# EXERCISE REQUIREMENTS
Within the material below, find each line bearing the word "much" and present it.

============

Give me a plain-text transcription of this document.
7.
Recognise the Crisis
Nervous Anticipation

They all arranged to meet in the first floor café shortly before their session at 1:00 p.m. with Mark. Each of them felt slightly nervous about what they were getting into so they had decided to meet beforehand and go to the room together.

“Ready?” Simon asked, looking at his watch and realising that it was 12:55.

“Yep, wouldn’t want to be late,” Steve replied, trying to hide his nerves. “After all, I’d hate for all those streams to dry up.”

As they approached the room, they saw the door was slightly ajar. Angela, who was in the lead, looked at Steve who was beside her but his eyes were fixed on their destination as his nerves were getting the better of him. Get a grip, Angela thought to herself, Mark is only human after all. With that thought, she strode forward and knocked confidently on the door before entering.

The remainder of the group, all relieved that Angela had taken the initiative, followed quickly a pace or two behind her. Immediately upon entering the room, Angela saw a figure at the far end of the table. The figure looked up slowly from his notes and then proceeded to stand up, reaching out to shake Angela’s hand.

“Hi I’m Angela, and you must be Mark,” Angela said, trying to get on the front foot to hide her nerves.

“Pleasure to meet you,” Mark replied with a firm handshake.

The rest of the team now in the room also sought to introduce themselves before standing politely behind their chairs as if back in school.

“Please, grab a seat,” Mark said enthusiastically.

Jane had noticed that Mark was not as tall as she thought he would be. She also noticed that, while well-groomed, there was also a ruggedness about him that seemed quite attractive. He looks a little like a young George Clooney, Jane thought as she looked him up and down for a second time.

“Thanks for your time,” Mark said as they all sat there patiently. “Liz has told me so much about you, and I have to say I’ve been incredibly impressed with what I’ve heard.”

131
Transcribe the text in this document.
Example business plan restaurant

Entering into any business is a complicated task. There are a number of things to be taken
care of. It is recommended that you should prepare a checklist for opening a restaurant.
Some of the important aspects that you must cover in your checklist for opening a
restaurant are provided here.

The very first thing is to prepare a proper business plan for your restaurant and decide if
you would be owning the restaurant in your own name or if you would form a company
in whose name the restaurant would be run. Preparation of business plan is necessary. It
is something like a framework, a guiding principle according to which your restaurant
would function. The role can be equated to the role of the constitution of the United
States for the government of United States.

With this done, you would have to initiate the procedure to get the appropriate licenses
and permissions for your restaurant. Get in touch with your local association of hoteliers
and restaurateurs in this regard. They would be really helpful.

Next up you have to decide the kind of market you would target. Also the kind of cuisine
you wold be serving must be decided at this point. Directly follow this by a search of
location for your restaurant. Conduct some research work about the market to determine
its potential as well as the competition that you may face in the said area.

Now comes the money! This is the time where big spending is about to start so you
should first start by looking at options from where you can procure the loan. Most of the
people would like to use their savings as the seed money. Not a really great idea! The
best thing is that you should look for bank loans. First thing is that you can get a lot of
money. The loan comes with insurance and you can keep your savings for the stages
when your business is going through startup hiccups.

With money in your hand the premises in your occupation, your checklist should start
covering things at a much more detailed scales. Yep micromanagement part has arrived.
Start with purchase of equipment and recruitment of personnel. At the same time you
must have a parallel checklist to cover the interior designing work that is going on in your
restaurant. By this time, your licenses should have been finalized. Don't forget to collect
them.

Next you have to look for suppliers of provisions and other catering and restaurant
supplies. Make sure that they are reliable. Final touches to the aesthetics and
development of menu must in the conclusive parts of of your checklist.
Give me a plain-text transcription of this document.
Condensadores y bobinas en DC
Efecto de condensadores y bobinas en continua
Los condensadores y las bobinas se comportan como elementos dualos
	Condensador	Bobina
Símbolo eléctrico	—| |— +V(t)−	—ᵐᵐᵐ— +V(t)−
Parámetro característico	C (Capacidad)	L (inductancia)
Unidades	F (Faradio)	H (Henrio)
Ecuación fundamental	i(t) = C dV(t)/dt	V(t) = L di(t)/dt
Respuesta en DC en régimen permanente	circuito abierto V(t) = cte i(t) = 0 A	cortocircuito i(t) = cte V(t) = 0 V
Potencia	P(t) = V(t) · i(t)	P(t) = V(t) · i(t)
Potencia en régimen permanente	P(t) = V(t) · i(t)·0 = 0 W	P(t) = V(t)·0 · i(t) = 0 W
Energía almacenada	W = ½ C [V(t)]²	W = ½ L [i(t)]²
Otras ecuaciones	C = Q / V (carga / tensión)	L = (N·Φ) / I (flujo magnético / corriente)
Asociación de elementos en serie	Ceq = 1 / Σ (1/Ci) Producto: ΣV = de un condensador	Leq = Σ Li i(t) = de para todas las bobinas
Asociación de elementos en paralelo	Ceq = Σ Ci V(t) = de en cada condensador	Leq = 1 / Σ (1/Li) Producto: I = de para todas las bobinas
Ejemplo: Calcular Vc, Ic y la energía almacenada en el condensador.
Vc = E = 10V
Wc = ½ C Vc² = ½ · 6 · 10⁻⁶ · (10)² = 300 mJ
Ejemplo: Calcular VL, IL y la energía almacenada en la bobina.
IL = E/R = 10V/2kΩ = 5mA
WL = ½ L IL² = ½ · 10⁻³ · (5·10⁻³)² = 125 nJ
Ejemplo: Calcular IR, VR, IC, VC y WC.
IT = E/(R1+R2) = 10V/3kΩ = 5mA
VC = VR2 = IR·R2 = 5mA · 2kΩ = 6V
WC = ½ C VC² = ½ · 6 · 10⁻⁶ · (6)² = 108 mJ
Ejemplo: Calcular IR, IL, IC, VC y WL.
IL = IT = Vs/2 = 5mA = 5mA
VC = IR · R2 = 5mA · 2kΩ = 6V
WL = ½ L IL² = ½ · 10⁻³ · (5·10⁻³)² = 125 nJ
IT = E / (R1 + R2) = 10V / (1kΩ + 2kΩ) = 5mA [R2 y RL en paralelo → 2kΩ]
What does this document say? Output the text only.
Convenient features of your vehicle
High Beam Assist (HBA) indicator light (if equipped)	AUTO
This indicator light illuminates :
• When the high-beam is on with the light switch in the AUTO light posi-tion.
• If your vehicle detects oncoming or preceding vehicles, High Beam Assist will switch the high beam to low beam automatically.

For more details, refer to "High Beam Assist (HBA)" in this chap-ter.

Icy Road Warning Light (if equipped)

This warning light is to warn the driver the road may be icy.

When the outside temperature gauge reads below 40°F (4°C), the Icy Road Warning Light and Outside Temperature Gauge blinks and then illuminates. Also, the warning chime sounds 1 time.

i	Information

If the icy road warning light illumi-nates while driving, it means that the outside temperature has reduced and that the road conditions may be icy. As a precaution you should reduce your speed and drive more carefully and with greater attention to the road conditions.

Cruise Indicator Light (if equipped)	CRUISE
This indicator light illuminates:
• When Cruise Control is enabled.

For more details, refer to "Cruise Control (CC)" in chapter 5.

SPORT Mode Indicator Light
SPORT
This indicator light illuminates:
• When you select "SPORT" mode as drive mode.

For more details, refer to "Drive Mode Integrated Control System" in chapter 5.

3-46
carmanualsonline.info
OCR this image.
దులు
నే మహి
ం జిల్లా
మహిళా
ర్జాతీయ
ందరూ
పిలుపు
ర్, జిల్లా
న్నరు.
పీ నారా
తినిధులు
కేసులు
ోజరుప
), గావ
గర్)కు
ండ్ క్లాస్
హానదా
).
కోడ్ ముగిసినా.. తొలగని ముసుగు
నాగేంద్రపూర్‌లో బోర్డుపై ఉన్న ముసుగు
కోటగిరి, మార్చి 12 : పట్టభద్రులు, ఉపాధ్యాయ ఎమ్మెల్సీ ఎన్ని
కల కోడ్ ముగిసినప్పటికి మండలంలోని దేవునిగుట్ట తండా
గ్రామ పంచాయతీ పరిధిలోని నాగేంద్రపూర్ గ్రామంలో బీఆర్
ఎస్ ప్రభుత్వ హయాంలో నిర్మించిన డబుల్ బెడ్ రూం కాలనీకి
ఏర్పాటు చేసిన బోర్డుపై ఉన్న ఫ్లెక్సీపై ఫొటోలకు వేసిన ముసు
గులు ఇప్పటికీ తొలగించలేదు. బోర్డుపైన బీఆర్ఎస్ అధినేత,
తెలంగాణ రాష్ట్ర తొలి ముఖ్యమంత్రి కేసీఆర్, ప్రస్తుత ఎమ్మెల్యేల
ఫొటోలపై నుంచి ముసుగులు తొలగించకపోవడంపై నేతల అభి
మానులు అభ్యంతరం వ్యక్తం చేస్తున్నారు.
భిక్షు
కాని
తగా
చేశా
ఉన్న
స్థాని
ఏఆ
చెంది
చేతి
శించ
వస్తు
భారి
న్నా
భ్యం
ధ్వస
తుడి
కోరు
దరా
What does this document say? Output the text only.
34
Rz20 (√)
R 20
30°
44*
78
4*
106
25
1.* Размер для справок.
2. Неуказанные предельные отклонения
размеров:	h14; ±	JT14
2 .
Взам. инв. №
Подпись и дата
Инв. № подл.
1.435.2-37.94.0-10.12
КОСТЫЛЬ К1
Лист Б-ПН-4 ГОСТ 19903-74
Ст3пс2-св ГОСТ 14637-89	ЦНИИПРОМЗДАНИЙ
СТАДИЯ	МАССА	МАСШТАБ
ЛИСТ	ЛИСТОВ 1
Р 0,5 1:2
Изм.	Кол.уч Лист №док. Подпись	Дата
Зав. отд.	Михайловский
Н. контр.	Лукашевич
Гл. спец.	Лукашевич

============

# FULL ANSWER
“Thanks for your time,” Mark said as they all sat there patiently. “Liz has told me so much about you, and I have to say I’ve been incredibly impressed with what I’ve heard.”
covering things at a much more detailed scales. Yep micromanagement part has arrived.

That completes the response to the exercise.